▸ **What is needed**
Print the whole listing exactly.

* BEGIN Data shown *

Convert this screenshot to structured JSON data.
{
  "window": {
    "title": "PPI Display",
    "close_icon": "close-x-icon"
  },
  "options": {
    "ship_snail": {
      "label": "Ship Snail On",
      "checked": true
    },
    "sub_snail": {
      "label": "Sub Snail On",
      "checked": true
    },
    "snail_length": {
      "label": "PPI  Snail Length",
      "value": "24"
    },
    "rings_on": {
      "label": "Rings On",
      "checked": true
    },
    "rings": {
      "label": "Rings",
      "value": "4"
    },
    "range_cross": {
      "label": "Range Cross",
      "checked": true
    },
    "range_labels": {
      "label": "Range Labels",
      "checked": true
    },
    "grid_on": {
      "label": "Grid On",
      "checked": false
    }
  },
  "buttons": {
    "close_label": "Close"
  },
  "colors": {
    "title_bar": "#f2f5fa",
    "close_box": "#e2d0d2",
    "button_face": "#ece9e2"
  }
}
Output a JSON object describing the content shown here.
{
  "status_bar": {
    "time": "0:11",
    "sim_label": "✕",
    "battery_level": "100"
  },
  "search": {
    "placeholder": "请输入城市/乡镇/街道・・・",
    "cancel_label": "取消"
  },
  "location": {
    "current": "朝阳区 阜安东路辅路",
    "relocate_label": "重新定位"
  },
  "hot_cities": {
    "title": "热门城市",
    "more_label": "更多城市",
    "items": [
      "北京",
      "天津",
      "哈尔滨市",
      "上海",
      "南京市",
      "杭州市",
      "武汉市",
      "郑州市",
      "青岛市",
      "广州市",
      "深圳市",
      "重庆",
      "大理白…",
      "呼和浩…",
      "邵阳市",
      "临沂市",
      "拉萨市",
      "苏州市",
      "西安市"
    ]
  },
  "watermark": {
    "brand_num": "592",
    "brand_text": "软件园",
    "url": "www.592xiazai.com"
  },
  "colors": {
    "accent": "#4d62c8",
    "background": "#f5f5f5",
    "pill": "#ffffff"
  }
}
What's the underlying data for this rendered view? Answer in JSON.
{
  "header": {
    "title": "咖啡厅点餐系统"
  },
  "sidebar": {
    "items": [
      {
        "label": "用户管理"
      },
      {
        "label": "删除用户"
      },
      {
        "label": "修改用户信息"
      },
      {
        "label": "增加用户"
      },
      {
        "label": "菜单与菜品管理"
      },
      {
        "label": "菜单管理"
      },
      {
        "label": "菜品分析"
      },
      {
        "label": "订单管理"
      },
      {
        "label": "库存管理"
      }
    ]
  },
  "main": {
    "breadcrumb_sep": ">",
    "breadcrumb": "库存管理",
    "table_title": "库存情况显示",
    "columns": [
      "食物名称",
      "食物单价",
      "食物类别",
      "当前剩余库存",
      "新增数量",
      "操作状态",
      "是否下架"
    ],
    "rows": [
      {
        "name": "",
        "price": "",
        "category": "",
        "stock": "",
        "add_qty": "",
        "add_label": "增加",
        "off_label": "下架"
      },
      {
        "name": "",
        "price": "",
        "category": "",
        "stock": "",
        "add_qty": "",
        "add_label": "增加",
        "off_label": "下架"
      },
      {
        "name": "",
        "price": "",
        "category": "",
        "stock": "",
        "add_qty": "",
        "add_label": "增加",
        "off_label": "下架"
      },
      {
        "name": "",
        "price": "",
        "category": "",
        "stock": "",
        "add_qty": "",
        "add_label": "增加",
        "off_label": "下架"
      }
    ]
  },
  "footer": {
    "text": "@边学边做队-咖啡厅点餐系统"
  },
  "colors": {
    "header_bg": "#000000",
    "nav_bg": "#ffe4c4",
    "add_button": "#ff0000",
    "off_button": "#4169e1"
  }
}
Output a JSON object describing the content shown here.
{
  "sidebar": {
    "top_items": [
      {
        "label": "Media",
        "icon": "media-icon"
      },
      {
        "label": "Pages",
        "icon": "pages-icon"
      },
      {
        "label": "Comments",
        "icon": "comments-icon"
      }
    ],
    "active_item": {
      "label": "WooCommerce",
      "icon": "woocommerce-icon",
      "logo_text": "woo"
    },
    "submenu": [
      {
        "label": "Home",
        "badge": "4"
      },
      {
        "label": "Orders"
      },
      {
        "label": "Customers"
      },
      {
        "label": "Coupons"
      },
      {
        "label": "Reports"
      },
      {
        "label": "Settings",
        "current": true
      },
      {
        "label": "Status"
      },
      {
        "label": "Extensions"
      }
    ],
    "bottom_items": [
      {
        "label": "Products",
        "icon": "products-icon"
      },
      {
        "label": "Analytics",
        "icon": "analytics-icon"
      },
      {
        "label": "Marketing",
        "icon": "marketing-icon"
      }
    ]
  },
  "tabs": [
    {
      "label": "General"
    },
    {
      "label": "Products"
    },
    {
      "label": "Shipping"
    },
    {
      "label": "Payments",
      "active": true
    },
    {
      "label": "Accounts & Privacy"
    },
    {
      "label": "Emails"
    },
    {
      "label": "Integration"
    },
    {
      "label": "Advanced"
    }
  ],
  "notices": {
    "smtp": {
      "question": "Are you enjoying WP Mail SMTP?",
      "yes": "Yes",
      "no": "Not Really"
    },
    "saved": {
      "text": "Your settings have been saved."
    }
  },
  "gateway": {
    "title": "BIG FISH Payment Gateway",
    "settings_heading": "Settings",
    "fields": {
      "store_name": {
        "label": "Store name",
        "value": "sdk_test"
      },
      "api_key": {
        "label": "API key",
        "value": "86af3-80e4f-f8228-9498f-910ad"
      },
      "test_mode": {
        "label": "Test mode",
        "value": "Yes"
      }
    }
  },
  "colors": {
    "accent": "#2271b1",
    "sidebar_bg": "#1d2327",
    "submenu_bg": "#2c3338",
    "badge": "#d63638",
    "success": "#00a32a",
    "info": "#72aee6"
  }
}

* END Data shown *

▸ **The completed task**
Convert this screenshot to structured JSON data.
{
  "window": {
    "title": "PPI Display",
    "close_icon": "close-x-icon"
  },
  "options": {
    "ship_snail": {
      "label": "Ship Snail On",
      "checked": true
    },
    "sub_snail": {
      "label": "Sub Snail On",
      "checked": true
    },
    "snail_length": {
      "label": "PPI  Snail Length",
      "value": "24"
    },
    "rings_on": {
      "label": "Rings On",
      "checked": true
    },
    "rings": {
      "label": "Rings",
      "value": "4"
    },
    "range_cross": {
      "label": "Range Cross",
      "checked": true
    },
    "range_labels": {
      "label": "Range Labels",
      "checked": true
    },
    "grid_on": {
      "label": "Grid On",
      "checked": false
    }
  },
  "buttons": {
    "close_label": "Close"
  },
  "colors": {
    "title_bar": "#f2f5fa",
    "close_box": "#e2d0d2",
    "button_face": "#ece9e2"
  }
}
Output a JSON object describing the content shown here.
{
  "status_bar": {
    "time": "0:11",
    "sim_label": "✕",
    "battery_level": "100"
  },
  "search": {
    "placeholder": "请输入城市/乡镇/街道・・・",
    "cancel_label": "取消"
  },
  "location": {
    "current": "朝阳区 阜安东路辅路",
    "relocate_label": "重新定位"
  },
  "hot_cities": {
    "title": "热门城市",
    "more_label": "更多城市",
    "items": [
      "北京",
      "天津",
      "哈尔滨市",
      "上海",
      "南京市",
      "杭州市",
      "武汉市",
      "郑州市",
      "青岛市",
      "广州市",
      "深圳市",
      "重庆",
      "大理白…",
      "呼和浩…",
      "邵阳市",
      "临沂市",
      "拉萨市",
      "苏州市",
      "西安市"
    ]
  },
  "watermark": {
    "brand_num": "592",
    "brand_text": "软件园",
    "url": "www.592xiazai.com"
  },
  "colors": {
    "accent": "#4d62c8",
    "background": "#f5f5f5",
    "pill": "#ffffff"
  }
}
What's the underlying data for this rendered view? Answer in JSON.
{
  "header": {
    "title": "咖啡厅点餐系统"
  },
  "sidebar": {
    "items": [
      {
        "label": "用户管理"
      },
      {
        "label": "删除用户"
      },
      {
        "label": "修改用户信息"
      },
      {
        "label": "增加用户"
      },
      {
        "label": "菜单与菜品管理"
      },
      {
        "label": "菜单管理"
      },
      {
        "label": "菜品分析"
      },
      {
        "label": "订单管理"
      },
      {
        "label": "库存管理"
      }
    ]
  },
  "main": {
    "breadcrumb_sep": ">",
    "breadcrumb": "库存管理",
    "table_title": "库存情况显示",
    "columns": [
      "食物名称",
      "食物单价",
      "食物类别",
      "当前剩余库存",
      "新增数量",
      "操作状态",
      "是否下架"
    ],
    "rows": [
      {
        "name": "",
        "price": "",
        "category": "",
        "stock": "",
        "add_qty": "",
        "add_label": "增加",
        "off_label": "下架"
      },
      {
        "name": "",
        "price": "",
        "category": "",
        "stock": "",
        "add_qty": "",
        "add_label": "增加",
        "off_label": "下架"
      },
      {
        "name": "",
        "price": "",
        "category": "",
        "stock": "",
        "add_qty": "",
        "add_label": "增加",
        "off_label": "下架"
      },
      {
        "name": "",
        "price": "",
        "category": "",
        "stock": "",
        "add_qty": "",
        "add_label": "增加",
        "off_label": "下架"
      }
    ]
  },
  "footer": {
    "text": "@边学边做队-咖啡厅点餐系统"
  },
  "colors": {
    "header_bg": "#000000",
    "nav_bg": "#ffe4c4",
    "add_button": "#ff0000",
    "off_button": "#4169e1"
  }
}
Output a JSON object describing the content shown here.
{
  "sidebar": {
    "top_items": [
      {
        "label": "Media",
        "icon": "media-icon"
      },
      {
        "label": "Pages",
        "icon": "pages-icon"
      },
      {
        "label": "Comments",
        "icon": "comments-icon"
      }
    ],
    "active_item": {
      "label": "WooCommerce",
      "icon": "woocommerce-icon",
      "logo_text": "woo"
    },
    "submenu": [
      {
        "label": "Home",
        "badge": "4"
      },
      {
        "label": "Orders"
      },
      {
        "label": "Customers"
      },
      {
        "label": "Coupons"
      },
      {
        "label": "Reports"
      },
      {
        "label": "Settings",
        "current": true
      },
      {
        "label": "Status"
      },
      {
        "label": "Extensions"
      }
    ],
    "bottom_items": [
      {
        "label": "Products",
        "icon": "products-icon"
      },
      {
        "label": "Analytics",
        "icon": "analytics-icon"
      },
      {
        "label": "Marketing",
        "icon": "marketing-icon"
      }
    ]
  },
  "tabs": [
    {
      "label": "General"
    },
    {
      "label": "Products"
    },
    {
      "label": "Shipping"
    },
    {
      "label": "Payments",
      "active": true
    },
    {
      "label": "Accounts & Privacy"
    },
    {
      "label": "Emails"
    },
    {
      "label": "Integration"
    },
    {
      "label": "Advanced"
    }
  ],
  "notices": {
    "smtp": {
      "question": "Are you enjoying WP Mail SMTP?",
      "yes": "Yes",
      "no": "Not Really"
    },
    "saved": {
      "text": "Your settings have been saved."
    }
  },
  "gateway": {
    "title": "BIG FISH Payment Gateway",
    "settings_heading": "Settings",
    "fields": {
      "store_name": {
        "label": "Store name",
        "value": "sdk_test"
      },
      "api_key": {
        "label": "API key",
        "value": "86af3-80e4f-f8228-9498f-910ad"
      },
      "test_mode": {
        "label": "Test mode",
        "value": "Yes"
      }
    }
  },
  "colors": {
    "accent": "#2271b1",
    "sidebar_bg": "#1d2327",
    "submenu_bg": "#2c3338",
    "badge": "#d63638",
    "success": "#00a32a",
    "info": "#72aee6"
  }
}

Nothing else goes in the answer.